Job - Below is a listing; copy all of it exactly.

——

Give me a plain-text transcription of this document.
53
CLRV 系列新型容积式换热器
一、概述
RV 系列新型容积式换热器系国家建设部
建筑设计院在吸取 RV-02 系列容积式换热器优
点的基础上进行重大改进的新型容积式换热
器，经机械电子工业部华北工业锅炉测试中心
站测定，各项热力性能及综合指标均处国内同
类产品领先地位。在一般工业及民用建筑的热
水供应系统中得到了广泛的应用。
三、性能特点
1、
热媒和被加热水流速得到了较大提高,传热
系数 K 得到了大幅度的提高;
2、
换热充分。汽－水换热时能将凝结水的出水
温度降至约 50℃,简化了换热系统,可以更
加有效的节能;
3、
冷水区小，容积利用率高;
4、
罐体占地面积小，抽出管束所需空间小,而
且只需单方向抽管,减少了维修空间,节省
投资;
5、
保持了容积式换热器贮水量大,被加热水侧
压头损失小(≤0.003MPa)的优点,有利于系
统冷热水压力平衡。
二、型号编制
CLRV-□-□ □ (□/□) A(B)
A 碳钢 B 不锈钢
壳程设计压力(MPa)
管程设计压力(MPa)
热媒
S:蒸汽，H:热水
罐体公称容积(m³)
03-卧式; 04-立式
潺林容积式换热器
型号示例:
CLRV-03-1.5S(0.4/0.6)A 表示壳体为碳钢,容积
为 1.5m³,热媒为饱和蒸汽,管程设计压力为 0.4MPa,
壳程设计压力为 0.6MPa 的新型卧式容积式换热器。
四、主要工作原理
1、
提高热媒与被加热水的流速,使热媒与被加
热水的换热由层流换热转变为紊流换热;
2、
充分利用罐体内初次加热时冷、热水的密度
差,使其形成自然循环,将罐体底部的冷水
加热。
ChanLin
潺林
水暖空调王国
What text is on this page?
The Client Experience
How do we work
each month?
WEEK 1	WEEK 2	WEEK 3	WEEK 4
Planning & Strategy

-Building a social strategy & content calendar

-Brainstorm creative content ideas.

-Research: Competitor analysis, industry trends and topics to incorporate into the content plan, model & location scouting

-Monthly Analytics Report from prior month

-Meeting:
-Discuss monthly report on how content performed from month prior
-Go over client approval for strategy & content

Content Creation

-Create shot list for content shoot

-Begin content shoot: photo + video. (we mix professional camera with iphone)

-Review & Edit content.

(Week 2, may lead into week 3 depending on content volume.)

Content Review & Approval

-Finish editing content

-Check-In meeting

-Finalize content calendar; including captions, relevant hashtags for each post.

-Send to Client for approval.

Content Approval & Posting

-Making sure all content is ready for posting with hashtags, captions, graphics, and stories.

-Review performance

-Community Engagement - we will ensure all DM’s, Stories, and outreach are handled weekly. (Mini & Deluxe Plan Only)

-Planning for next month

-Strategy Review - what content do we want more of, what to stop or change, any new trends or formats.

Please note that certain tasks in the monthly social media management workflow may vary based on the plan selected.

——

Response -
Give me a plain-text transcription of this document.
53
CLRV 系列新型容积式换热器
一、概述
RV 系列新型容积式换热器系国家建设部
建筑设计院在吸取 RV-02 系列容积式换热器优
点的基础上进行重大改进的新型容积式换热
器，经机械电子工业部华北工业锅炉测试中心
站测定，各项热力性能及综合指标均处国内同
类产品领先地位。在一般工业及民用建筑的热
水供应系统中得到了广泛的应用。
三、性能特点
1、
热媒和被加热水流速得到了较大提高,传热
系数 K 得到了大幅度的提高;
2、
换热充分。汽－水换热时能将凝结水的出水
温度降至约 50℃,简化了换热系统,可以更
加有效的节能;
3、
冷水区小，容积利用率高;
4、
罐体占地面积小，抽出管束所需空间小,而
且只需单方向抽管,减少了维修空间,节省
投资;
5、
保持了容积式换热器贮水量大,被加热水侧
压头损失小(≤0.003MPa)的优点,有利于系
统冷热水压力平衡。
二、型号编制
CLRV-□-□ □ (□/□) A(B)
A 碳钢 B 不锈钢
壳程设计压力(MPa)
管程设计压力(MPa)
热媒
S:蒸汽，H:热水
罐体公称容积(m³)
03-卧式; 04-立式
潺林容积式换热器
型号示例:
CLRV-03-1.5S(0.4/0.6)A 表示壳体为碳钢,容积
为 1.5m³,热媒为饱和蒸汽,管程设计压力为 0.4MPa,
壳程设计压力为 0.6MPa 的新型卧式容积式换热器。
四、主要工作原理
1、
提高热媒与被加热水的流速,使热媒与被加
热水的换热由层流换热转变为紊流换热;
2、
充分利用罐体内初次加热时冷、热水的密度
差,使其形成自然循环,将罐体底部的冷水
加热。
ChanLin
潺林
水暖空调王国
What text is on this page?
The Client Experience
How do we work
each month?
WEEK 1	WEEK 2	WEEK 3	WEEK 4
Planning & Strategy

-Building a social strategy & content calendar

-Brainstorm creative content ideas.

-Research: Competitor analysis, industry trends and topics to incorporate into the content plan, model & location scouting

-Monthly Analytics Report from prior month

-Meeting:
-Discuss monthly report on how content performed from month prior
-Go over client approval for strategy & content

Content Creation

-Create shot list for content shoot

-Begin content shoot: photo + video. (we mix professional camera with iphone)

-Review & Edit content.

(Week 2, may lead into week 3 depending on content volume.)

Content Review & Approval

-Finish editing content

-Check-In meeting

-Finalize content calendar; including captions, relevant hashtags for each post.

-Send to Client for approval.

Content Approval & Posting

-Making sure all content is ready for posting with hashtags, captions, graphics, and stories.

-Review performance

-Community Engagement - we will ensure all DM’s, Stories, and outreach are handled weekly. (Mini & Deluxe Plan Only)

-Planning for next month

-Strategy Review - what content do we want more of, what to stop or change, any new trends or formats.

Please note that certain tasks in the monthly social media management workflow may vary based on the plan selected.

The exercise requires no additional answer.